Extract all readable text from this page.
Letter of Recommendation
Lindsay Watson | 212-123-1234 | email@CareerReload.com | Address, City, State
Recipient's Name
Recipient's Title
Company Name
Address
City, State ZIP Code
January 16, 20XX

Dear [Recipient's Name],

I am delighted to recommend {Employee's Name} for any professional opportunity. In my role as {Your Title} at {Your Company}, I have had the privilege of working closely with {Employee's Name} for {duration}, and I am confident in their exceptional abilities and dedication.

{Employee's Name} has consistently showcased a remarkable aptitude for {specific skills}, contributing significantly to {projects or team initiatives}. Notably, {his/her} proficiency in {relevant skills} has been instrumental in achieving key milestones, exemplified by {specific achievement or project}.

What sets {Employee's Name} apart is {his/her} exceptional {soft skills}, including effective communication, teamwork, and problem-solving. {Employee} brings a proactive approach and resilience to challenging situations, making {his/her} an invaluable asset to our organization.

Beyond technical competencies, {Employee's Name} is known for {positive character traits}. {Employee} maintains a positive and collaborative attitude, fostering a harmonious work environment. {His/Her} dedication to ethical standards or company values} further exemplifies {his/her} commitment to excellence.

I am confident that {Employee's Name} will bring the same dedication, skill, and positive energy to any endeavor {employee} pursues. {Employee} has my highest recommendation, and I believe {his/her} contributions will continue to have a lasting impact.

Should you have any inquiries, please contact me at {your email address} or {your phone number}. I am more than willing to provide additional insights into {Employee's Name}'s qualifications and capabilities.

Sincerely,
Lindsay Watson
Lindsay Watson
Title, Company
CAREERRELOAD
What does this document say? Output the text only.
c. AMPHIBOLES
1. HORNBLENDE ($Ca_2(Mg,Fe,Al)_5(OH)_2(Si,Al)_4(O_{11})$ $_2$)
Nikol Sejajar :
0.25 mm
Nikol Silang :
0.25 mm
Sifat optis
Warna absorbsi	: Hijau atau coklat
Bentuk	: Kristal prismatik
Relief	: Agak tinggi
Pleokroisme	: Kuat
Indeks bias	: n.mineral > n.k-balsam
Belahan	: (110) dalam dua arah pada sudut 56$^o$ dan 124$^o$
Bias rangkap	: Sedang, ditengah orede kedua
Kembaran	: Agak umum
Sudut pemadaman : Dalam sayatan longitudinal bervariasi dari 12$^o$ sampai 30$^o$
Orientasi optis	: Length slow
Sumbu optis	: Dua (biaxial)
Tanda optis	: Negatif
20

** What you will do **
Reproduce each record exactly, leaving nothing out.

** Written response **
Extract all readable text from this page.
Letter of Recommendation
Lindsay Watson | 212-123-1234 | email@CareerReload.com | Address, City, State
Recipient's Name
Recipient's Title
Company Name
Address
City, State ZIP Code
January 16, 20XX

Dear [Recipient's Name],

I am delighted to recommend {Employee's Name} for any professional opportunity. In my role as {Your Title} at {Your Company}, I have had the privilege of working closely with {Employee's Name} for {duration}, and I am confident in their exceptional abilities and dedication.

{Employee's Name} has consistently showcased a remarkable aptitude for {specific skills}, contributing significantly to {projects or team initiatives}. Notably, {his/her} proficiency in {relevant skills} has been instrumental in achieving key milestones, exemplified by {specific achievement or project}.

What sets {Employee's Name} apart is {his/her} exceptional {soft skills}, including effective communication, teamwork, and problem-solving. {Employee} brings a proactive approach and resilience to challenging situations, making {his/her} an invaluable asset to our organization.

Beyond technical competencies, {Employee's Name} is known for {positive character traits}. {Employee} maintains a positive and collaborative attitude, fostering a harmonious work environment. {His/Her} dedication to ethical standards or company values} further exemplifies {his/her} commitment to excellence.

I am confident that {Employee's Name} will bring the same dedication, skill, and positive energy to any endeavor {employee} pursues. {Employee} has my highest recommendation, and I believe {his/her} contributions will continue to have a lasting impact.

Should you have any inquiries, please contact me at {your email address} or {your phone number}. I am more than willing to provide additional insights into {Employee's Name}'s qualifications and capabilities.

Sincerely,
Lindsay Watson
Lindsay Watson
Title, Company
CAREERRELOAD
What does this document say? Output the text only.
c. AMPHIBOLES
1. HORNBLENDE ($Ca_2(Mg,Fe,Al)_5(OH)_2(Si,Al)_4(O_{11})$ $_2$)
Nikol Sejajar :
0.25 mm
Nikol Silang :
0.25 mm
Sifat optis
Warna absorbsi	: Hijau atau coklat
Bentuk	: Kristal prismatik
Relief	: Agak tinggi
Pleokroisme	: Kuat
Indeks bias	: n.mineral > n.k-balsam
Belahan	: (110) dalam dua arah pada sudut 56$^o$ dan 124$^o$
Bias rangkap	: Sedang, ditengah orede kedua
Kembaran	: Agak umum
Sudut pemadaman : Dalam sayatan longitudinal bervariasi dari 12$^o$ sampai 30$^o$
Orientasi optis	: Length slow
Sumbu optis	: Dua (biaxial)
Tanda optis	: Negatif
20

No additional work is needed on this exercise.